Copy out all the lines where "プードル" shows up.

==== Listed records

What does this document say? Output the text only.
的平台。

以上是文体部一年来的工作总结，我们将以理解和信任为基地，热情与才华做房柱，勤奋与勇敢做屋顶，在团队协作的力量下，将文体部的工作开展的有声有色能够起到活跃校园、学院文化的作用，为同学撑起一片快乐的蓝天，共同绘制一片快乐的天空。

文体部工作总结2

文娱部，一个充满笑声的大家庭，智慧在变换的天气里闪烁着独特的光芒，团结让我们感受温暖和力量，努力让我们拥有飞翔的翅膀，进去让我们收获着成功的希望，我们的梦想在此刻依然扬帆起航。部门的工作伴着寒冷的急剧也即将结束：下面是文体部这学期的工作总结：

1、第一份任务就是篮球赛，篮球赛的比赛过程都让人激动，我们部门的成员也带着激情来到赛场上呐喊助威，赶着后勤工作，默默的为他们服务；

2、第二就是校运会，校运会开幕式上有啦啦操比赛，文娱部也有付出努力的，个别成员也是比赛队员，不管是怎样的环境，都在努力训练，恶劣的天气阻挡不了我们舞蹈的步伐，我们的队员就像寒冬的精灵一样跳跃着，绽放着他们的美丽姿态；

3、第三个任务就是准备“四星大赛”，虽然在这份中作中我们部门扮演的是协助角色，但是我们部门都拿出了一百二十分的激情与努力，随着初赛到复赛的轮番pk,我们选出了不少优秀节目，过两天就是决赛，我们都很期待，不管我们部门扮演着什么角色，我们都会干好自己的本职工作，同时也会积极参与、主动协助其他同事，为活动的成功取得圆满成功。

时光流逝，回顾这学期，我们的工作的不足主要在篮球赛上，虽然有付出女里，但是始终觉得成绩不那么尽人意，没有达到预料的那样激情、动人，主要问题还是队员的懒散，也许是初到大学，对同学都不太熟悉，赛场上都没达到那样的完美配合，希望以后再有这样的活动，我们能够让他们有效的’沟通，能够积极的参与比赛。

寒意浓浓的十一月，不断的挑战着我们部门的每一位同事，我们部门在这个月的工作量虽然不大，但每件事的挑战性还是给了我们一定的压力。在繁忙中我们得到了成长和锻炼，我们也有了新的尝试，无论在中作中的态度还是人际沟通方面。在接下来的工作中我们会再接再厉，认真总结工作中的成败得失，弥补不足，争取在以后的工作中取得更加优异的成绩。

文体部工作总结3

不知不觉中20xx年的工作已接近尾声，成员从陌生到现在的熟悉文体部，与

========
==== Listed records

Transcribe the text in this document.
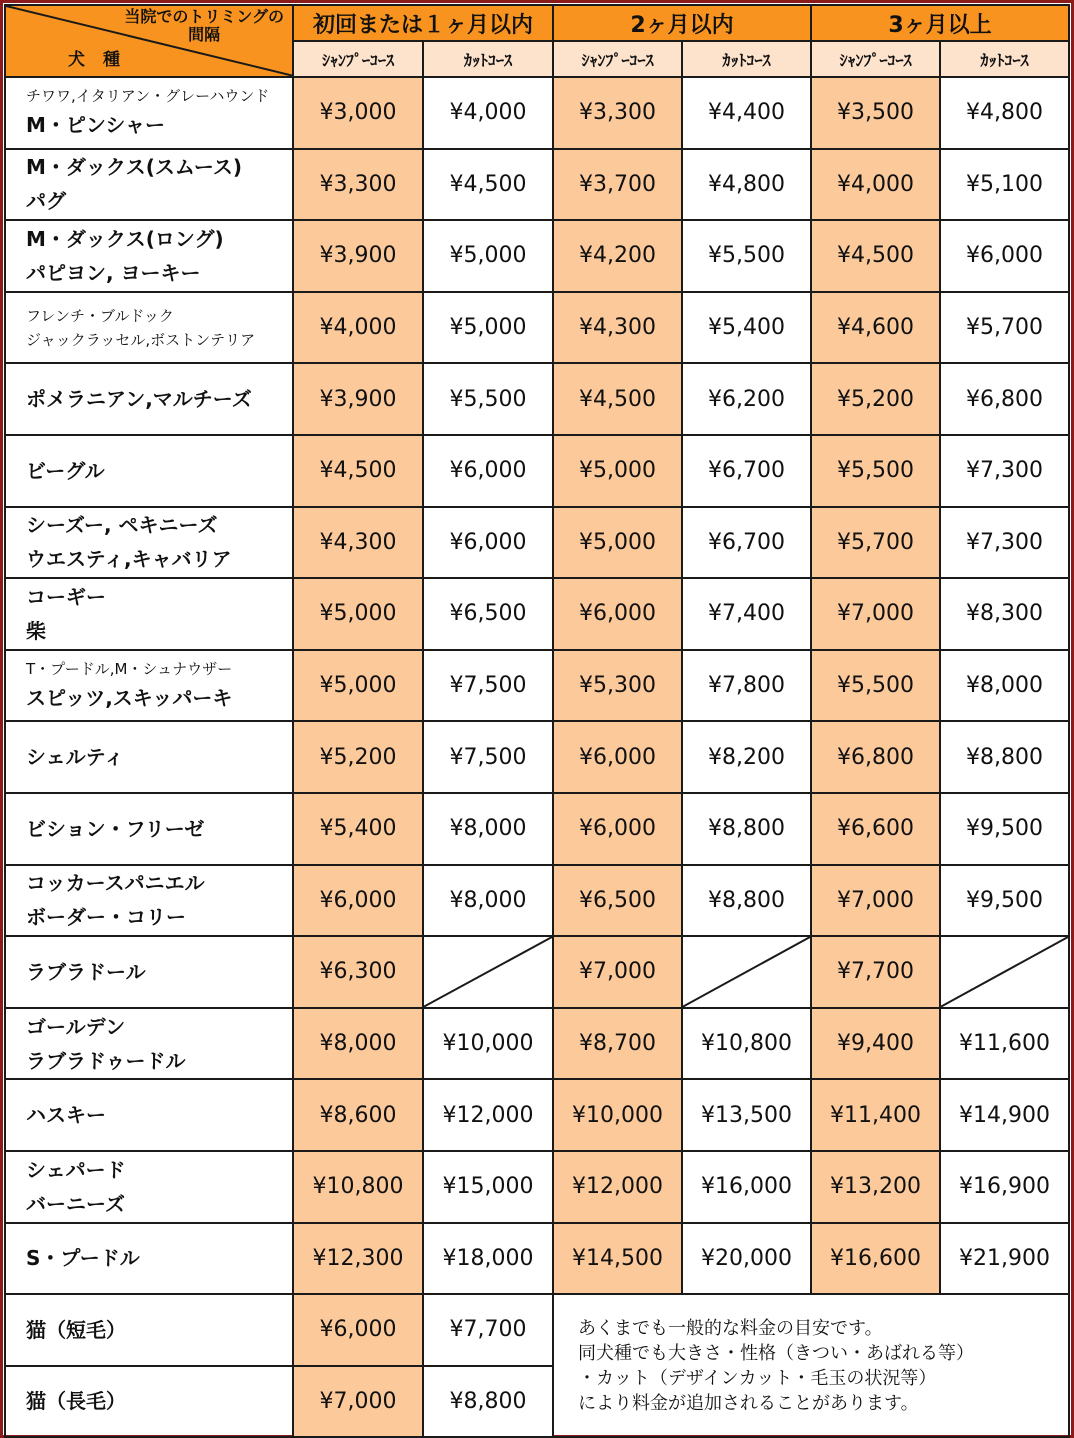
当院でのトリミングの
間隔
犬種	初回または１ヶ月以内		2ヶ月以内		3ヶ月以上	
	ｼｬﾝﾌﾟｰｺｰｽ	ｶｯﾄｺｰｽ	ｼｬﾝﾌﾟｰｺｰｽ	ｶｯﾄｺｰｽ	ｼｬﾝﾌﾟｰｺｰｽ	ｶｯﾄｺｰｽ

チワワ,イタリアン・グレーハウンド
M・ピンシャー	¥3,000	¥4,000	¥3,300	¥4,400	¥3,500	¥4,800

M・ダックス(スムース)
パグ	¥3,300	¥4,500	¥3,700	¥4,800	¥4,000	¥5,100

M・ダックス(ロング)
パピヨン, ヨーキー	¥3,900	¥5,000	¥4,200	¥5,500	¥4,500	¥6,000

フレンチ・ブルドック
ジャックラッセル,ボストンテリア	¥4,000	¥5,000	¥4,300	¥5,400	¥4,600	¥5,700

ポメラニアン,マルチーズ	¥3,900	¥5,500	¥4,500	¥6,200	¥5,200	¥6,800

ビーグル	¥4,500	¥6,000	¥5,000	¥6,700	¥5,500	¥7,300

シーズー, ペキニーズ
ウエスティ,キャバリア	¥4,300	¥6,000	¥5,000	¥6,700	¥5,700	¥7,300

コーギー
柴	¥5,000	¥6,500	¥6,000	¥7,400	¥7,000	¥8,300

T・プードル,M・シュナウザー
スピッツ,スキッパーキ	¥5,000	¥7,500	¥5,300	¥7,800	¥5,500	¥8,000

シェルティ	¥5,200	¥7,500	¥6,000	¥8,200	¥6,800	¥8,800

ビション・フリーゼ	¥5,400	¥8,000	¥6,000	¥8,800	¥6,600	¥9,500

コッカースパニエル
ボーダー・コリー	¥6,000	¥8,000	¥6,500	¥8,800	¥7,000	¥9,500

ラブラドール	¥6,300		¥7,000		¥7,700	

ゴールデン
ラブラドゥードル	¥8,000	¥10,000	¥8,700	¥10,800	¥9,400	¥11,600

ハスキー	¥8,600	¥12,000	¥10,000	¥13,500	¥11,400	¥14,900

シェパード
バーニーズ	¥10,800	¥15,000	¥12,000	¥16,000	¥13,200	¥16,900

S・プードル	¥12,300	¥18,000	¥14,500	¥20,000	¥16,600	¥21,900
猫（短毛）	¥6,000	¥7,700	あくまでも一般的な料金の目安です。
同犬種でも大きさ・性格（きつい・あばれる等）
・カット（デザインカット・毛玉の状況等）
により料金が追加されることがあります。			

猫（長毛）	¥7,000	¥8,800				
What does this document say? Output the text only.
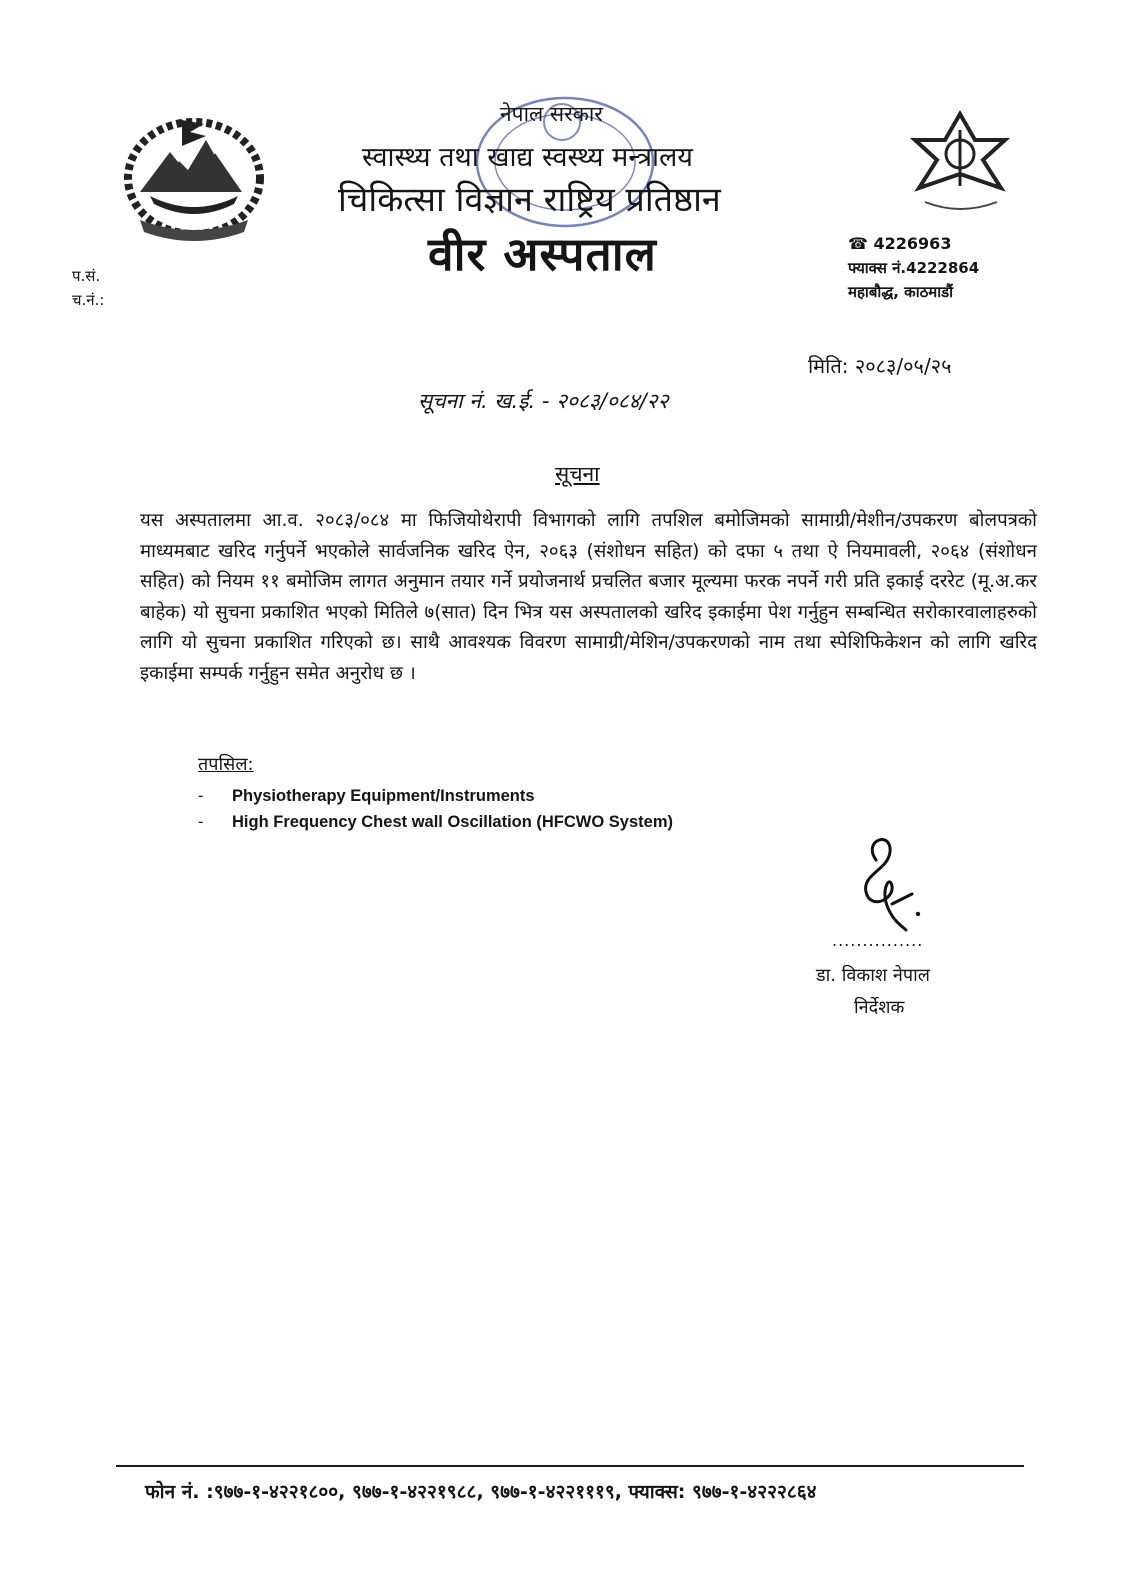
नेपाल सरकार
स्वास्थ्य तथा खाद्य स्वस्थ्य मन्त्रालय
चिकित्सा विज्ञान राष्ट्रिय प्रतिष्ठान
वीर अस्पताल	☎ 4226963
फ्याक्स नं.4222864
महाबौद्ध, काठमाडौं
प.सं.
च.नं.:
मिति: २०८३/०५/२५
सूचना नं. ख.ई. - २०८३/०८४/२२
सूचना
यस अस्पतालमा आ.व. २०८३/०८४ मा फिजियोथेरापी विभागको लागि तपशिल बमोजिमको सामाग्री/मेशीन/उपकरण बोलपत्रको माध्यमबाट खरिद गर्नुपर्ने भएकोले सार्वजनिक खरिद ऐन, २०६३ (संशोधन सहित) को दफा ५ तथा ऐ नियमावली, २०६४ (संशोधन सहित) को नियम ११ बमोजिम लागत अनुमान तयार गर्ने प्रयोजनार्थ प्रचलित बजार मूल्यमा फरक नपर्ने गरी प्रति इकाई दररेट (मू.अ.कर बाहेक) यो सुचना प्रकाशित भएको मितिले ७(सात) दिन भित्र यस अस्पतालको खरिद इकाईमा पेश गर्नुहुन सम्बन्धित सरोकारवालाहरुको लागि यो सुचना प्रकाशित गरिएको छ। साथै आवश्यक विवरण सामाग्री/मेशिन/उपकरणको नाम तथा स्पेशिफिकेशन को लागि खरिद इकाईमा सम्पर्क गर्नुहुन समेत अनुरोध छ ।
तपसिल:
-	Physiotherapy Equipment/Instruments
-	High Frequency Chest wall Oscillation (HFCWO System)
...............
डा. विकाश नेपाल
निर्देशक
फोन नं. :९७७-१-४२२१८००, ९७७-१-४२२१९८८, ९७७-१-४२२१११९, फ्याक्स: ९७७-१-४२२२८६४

========
==== Listed records

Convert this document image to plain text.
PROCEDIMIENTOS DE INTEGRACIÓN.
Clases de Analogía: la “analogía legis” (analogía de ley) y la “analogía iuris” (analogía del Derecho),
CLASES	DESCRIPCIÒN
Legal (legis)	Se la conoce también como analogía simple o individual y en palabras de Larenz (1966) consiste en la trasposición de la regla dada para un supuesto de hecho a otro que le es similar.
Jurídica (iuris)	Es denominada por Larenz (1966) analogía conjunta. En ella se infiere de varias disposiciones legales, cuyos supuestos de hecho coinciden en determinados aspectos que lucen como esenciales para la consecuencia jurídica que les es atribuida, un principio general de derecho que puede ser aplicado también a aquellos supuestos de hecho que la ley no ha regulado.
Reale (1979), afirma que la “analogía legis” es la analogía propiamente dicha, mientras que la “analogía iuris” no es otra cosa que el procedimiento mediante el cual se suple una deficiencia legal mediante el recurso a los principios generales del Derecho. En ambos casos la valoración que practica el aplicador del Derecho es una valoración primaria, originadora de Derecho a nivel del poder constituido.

========

Exercise result
T・プードル,M・シュナウザー
S・プードル	¥12,300	¥18,000	¥14,500	¥20,000	¥16,600	¥21,900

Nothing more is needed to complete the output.